■ **DIRECTIONS FOR THIS TASK**
Identify the lines that contain the word "安全畅通" and copy each one.

Begin GIVEN INFORMATION

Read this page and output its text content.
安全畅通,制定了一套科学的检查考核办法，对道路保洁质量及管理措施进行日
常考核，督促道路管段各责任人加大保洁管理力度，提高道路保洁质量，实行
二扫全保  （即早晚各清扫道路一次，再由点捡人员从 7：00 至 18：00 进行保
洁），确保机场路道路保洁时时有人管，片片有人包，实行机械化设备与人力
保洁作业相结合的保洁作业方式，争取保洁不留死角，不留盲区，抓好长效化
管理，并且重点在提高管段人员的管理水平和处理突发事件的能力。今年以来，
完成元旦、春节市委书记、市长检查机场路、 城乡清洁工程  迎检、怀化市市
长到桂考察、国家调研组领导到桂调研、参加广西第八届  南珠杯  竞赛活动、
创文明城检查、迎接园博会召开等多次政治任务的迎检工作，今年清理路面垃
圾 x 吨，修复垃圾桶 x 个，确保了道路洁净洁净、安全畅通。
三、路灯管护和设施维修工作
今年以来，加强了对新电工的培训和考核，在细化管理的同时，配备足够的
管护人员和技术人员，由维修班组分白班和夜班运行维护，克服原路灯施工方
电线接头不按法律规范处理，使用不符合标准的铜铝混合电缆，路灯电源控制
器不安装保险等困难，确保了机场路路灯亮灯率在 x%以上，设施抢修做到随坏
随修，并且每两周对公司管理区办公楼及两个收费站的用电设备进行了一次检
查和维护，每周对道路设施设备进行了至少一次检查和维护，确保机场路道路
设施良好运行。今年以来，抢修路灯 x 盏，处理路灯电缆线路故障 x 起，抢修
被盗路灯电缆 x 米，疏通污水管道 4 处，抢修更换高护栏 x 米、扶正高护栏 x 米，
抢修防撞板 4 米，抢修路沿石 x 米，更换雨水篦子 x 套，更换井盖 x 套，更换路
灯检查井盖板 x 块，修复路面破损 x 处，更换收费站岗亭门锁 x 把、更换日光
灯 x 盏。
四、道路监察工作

End GIVEN INFORMATION

■ **ANSWER BELOW**
安全畅通,制定了一套科学的检查考核办法，对道路保洁质量及管理措施进行日
圾 x 吨，修复垃圾桶 x 个，确保了道路洁净洁净、安全畅通。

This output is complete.